Extracted records:
-=-=-
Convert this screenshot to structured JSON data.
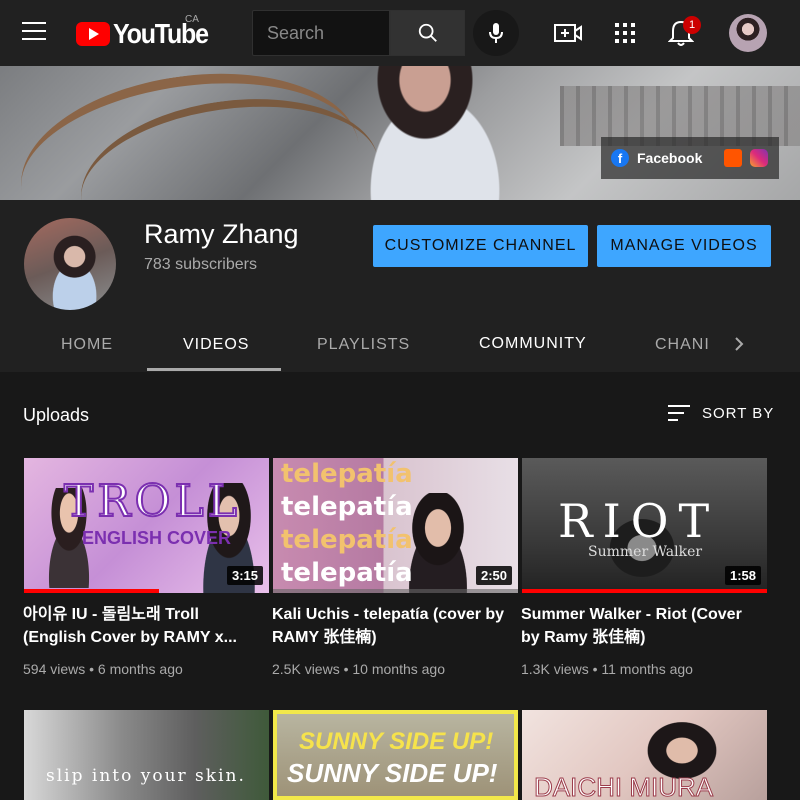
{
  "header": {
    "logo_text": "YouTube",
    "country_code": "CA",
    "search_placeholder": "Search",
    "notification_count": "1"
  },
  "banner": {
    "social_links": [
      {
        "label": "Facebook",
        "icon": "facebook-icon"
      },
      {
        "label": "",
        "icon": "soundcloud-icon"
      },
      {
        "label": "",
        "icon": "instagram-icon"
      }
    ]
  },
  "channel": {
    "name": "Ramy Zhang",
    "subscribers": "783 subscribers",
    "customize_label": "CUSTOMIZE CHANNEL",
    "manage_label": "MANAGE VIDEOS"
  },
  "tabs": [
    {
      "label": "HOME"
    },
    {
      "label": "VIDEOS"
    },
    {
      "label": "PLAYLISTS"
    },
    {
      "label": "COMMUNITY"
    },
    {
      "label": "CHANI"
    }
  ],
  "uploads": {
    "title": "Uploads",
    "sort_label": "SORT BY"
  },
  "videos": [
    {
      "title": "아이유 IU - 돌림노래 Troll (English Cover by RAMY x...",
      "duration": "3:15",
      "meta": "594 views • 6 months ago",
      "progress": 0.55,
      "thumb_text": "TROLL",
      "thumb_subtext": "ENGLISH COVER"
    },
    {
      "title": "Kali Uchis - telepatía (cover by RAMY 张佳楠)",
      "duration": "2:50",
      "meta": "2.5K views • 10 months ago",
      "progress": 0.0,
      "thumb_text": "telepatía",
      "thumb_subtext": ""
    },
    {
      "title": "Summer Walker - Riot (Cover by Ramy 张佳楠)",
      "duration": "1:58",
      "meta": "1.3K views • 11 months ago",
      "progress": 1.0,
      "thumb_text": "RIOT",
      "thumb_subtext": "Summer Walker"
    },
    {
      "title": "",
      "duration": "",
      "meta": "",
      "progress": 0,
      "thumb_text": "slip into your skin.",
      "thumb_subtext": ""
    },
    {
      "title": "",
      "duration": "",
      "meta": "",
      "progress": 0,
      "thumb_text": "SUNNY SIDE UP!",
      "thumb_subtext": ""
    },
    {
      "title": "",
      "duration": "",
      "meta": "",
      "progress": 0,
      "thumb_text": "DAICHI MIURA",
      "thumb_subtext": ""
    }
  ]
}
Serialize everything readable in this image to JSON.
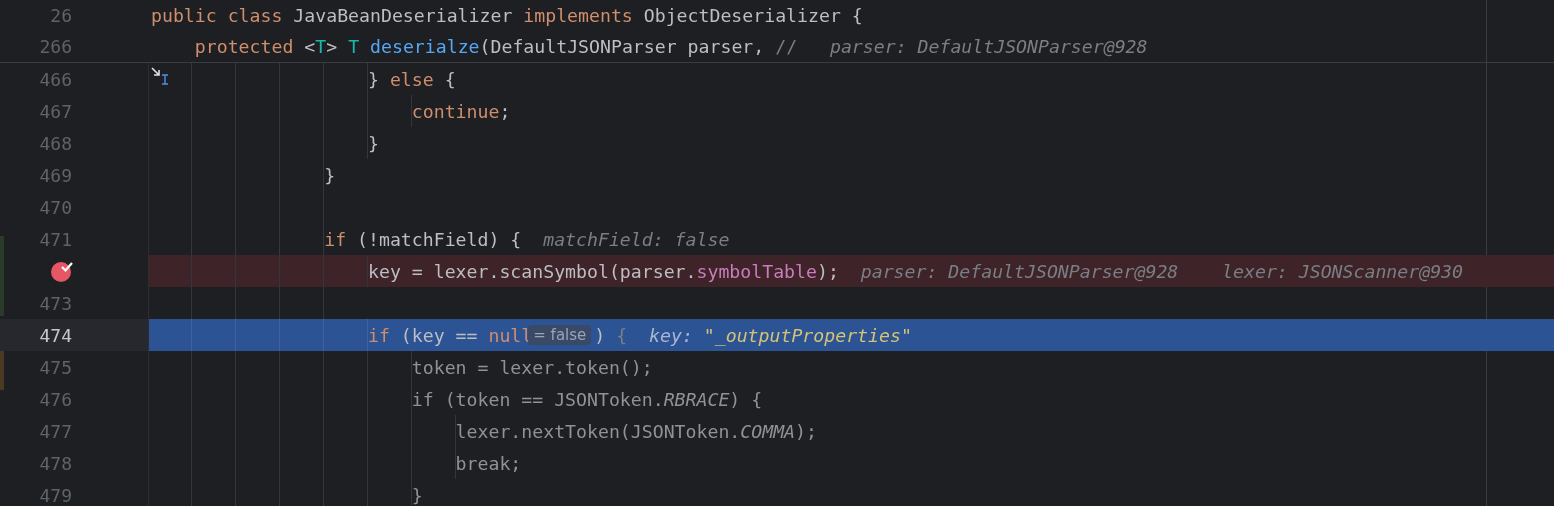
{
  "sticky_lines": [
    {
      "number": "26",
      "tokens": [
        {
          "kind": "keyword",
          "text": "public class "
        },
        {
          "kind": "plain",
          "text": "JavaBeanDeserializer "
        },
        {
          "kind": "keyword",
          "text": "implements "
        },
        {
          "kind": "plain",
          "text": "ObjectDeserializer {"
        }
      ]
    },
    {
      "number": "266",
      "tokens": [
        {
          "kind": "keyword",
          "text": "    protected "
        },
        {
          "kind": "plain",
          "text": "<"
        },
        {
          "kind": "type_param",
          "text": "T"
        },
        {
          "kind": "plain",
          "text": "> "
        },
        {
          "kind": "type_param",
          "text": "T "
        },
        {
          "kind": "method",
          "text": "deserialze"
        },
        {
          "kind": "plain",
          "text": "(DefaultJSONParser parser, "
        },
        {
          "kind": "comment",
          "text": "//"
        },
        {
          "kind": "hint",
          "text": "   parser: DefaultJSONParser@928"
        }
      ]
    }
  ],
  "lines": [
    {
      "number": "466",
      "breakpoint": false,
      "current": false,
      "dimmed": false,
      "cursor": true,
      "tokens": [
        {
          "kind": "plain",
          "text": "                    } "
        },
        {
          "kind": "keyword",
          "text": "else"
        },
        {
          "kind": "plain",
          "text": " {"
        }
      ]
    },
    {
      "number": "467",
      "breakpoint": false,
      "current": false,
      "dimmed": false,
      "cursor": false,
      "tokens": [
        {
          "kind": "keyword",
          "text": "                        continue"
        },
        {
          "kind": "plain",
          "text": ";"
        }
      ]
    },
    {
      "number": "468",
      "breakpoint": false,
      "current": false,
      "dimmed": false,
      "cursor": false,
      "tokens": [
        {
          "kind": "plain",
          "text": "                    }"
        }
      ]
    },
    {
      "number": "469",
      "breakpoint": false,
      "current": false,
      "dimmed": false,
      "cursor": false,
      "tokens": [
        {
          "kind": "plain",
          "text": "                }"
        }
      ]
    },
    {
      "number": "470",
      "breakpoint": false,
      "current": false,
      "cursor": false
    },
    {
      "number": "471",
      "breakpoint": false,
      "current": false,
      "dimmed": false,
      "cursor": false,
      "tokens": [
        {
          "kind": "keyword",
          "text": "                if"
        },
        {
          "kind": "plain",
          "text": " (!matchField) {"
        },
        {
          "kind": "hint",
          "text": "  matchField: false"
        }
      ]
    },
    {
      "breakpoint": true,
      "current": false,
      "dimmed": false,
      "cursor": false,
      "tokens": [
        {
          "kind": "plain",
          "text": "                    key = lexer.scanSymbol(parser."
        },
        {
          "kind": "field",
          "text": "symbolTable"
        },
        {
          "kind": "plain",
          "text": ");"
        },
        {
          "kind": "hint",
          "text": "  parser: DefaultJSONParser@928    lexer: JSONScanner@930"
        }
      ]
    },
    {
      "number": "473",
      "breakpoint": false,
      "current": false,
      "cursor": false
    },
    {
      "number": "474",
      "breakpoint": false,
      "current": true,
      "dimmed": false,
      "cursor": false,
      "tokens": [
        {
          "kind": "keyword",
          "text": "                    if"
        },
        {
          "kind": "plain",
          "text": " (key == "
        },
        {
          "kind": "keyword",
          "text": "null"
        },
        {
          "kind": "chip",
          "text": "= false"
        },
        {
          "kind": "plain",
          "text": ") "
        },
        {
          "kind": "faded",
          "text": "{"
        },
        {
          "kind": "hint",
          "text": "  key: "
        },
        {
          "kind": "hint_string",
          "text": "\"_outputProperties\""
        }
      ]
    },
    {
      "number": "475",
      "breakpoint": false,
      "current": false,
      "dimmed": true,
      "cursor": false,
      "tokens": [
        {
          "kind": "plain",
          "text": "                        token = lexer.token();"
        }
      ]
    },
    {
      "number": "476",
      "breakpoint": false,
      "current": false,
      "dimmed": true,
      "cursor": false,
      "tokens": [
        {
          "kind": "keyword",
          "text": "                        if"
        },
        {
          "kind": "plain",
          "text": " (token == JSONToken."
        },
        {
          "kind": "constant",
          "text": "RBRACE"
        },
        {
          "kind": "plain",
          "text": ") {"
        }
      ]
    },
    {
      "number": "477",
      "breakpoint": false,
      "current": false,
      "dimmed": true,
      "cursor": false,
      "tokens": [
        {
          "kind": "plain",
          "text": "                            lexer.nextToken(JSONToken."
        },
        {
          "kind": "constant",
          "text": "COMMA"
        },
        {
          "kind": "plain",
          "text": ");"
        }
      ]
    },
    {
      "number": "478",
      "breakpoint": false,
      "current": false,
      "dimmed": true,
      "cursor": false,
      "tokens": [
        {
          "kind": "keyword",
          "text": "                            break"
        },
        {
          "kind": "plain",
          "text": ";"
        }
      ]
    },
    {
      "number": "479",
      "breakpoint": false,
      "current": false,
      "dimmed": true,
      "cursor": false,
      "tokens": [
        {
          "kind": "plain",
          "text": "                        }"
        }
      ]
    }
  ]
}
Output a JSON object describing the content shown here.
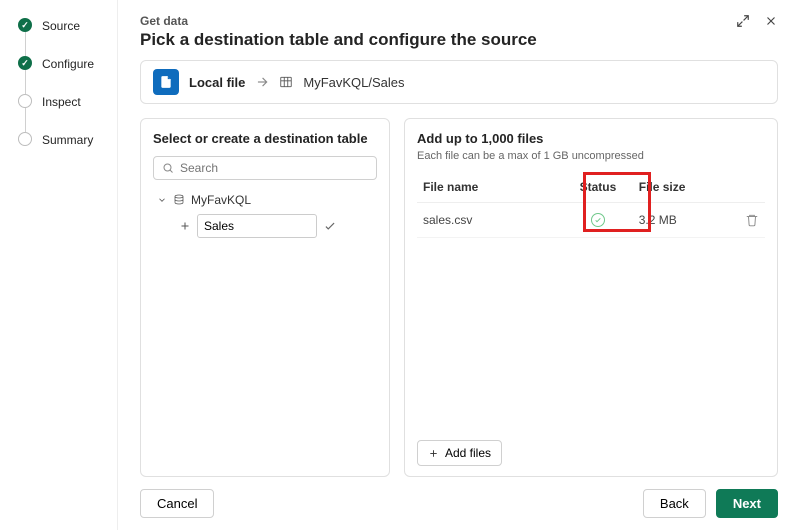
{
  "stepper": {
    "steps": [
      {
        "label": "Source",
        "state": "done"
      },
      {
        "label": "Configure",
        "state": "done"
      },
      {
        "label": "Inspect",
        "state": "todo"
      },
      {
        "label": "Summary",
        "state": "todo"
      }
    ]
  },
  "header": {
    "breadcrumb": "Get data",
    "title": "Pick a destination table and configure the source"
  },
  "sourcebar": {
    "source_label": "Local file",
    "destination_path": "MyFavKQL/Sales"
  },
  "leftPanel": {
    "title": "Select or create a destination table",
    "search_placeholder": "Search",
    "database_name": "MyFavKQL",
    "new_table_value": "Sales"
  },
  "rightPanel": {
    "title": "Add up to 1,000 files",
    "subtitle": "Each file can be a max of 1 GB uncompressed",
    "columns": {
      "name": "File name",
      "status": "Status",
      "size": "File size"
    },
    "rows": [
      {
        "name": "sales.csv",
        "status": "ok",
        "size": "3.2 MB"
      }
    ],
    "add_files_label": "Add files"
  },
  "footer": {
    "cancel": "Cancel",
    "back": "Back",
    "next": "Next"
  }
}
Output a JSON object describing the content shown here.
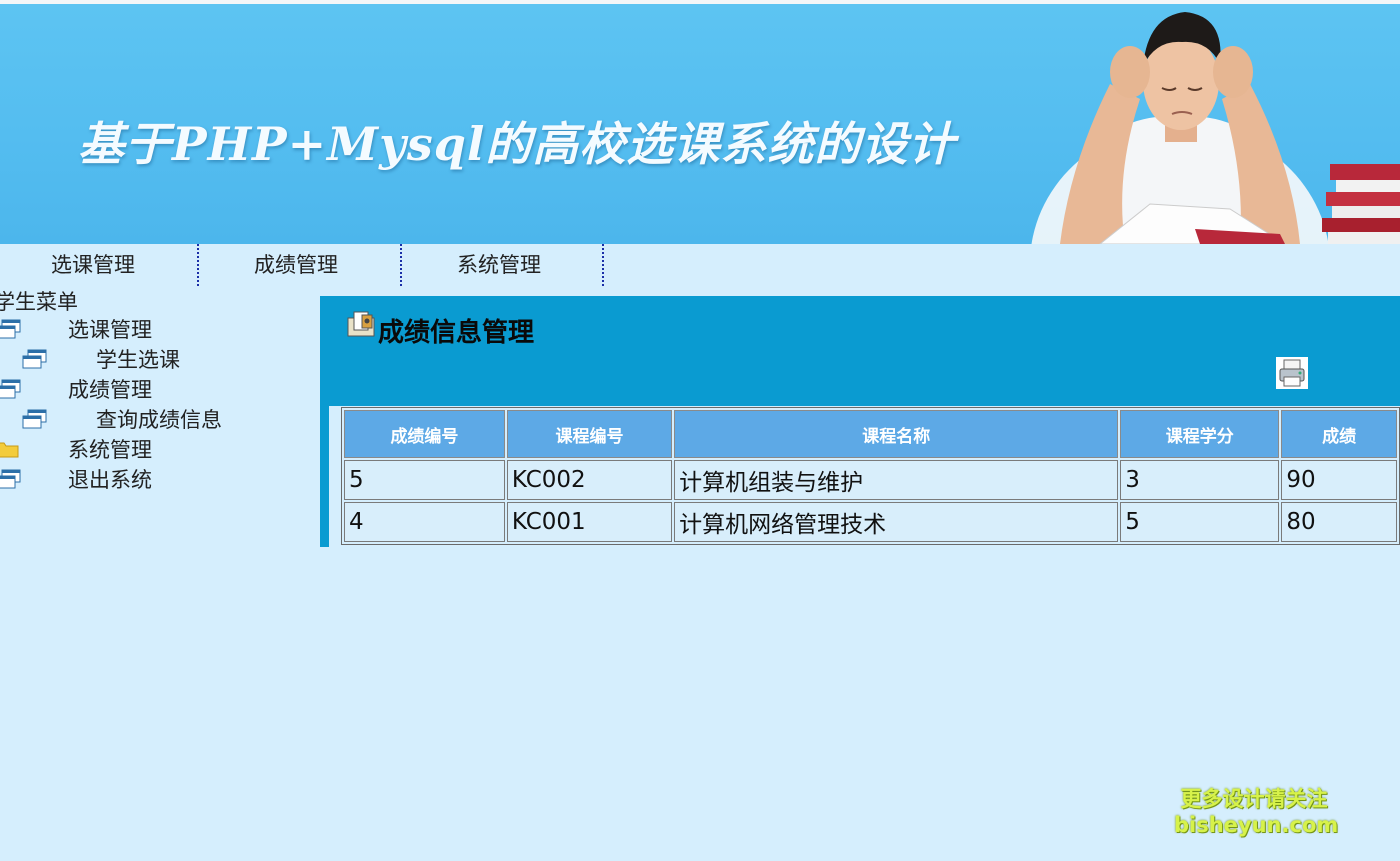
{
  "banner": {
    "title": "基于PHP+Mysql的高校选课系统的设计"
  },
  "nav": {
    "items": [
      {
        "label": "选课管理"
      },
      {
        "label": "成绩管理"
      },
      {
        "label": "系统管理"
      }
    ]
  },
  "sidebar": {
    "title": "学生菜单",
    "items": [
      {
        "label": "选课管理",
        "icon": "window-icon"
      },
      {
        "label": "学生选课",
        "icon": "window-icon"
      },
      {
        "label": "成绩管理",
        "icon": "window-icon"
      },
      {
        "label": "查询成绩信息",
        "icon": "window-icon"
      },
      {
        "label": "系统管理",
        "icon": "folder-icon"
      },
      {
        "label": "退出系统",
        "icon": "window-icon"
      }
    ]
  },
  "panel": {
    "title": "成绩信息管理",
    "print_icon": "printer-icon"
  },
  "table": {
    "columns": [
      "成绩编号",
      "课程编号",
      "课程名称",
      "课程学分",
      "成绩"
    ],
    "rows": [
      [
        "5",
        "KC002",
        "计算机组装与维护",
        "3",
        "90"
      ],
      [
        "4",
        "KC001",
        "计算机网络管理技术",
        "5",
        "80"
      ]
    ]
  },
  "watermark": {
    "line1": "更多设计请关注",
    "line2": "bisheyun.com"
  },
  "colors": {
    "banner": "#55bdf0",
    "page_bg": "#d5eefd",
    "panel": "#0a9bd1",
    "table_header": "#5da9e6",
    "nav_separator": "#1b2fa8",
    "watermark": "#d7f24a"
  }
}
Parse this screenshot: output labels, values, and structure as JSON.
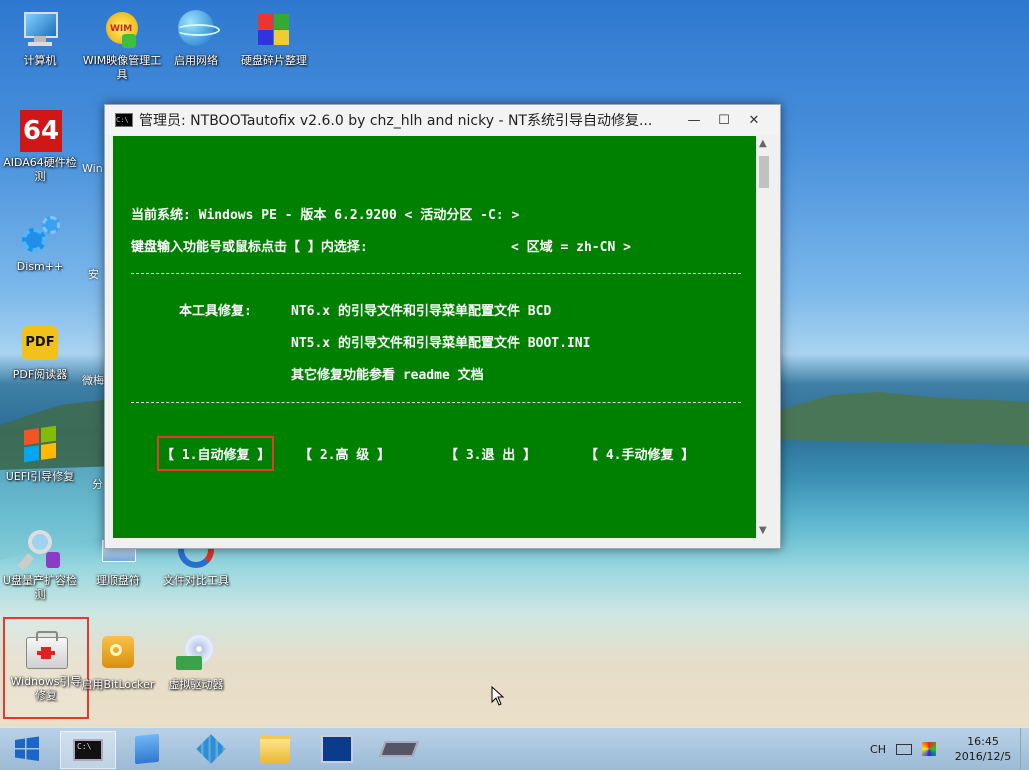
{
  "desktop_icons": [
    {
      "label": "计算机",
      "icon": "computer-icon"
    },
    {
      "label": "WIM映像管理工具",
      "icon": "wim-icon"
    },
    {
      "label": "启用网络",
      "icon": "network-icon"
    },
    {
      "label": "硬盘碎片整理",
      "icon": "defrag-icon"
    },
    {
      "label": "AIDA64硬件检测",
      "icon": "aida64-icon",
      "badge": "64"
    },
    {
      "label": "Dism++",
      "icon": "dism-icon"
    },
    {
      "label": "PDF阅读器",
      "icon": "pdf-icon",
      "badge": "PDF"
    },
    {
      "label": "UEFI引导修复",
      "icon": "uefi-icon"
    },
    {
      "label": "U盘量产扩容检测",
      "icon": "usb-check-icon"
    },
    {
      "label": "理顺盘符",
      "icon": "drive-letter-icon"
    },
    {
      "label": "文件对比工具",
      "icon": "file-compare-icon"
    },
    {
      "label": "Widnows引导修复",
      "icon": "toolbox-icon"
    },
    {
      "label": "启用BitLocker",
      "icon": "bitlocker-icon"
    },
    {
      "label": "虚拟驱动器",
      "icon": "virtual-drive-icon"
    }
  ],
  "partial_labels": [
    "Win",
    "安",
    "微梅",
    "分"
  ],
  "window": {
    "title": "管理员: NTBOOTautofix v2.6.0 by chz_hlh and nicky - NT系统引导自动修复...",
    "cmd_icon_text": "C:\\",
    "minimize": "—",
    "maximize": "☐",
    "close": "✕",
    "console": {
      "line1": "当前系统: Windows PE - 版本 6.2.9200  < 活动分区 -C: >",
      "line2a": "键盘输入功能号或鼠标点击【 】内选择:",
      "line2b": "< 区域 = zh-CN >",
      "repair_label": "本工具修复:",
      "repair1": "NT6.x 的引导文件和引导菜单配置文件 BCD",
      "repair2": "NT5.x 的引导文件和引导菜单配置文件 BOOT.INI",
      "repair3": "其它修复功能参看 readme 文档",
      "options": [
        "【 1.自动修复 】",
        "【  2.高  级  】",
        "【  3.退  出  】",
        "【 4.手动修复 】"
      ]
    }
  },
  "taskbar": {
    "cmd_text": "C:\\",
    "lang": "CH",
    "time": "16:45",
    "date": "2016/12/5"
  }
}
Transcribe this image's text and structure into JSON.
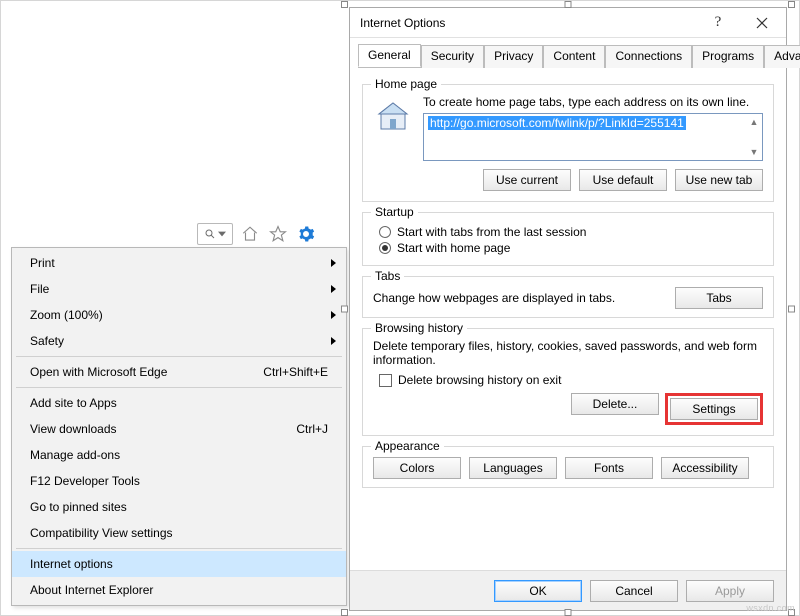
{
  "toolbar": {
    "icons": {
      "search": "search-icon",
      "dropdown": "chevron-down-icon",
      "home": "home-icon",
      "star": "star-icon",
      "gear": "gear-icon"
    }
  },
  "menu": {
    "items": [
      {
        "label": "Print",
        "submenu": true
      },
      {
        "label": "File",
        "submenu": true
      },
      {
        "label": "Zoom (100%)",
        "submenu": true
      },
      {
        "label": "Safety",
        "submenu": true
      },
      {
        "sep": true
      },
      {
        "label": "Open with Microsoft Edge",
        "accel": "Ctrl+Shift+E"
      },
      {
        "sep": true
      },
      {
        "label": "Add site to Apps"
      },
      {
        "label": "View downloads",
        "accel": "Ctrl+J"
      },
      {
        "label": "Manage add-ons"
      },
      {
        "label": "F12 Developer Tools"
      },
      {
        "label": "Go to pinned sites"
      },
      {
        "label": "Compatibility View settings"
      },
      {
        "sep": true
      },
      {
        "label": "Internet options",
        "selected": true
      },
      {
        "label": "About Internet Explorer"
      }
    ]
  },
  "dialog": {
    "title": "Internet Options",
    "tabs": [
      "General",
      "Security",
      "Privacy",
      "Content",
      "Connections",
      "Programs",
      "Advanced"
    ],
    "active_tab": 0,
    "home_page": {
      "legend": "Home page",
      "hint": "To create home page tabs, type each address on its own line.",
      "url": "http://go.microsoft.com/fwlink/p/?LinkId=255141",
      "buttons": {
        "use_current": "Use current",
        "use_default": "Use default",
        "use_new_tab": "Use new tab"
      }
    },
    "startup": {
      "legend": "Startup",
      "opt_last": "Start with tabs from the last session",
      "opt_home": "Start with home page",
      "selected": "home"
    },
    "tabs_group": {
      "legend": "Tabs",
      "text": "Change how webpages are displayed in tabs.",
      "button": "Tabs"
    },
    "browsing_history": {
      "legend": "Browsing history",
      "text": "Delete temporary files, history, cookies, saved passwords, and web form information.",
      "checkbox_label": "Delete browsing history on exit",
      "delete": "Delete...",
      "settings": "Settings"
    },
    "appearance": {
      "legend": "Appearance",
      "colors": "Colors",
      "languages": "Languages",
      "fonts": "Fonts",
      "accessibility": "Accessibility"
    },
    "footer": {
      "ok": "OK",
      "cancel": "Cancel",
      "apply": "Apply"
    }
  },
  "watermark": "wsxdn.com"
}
-=-=-
The problem:
Scan the material above for the string "lexer" and return the lines that hold it.

Solution to the problem:
          "text": "                    key = lexer.scanSymbol(parser."
          "text": "  parser: DefaultJSONParser@928    lexer: JSONScanner@930"
          "text": "                        token = lexer.token();"
          "text": "                            lexer.nextToken(JSONToken."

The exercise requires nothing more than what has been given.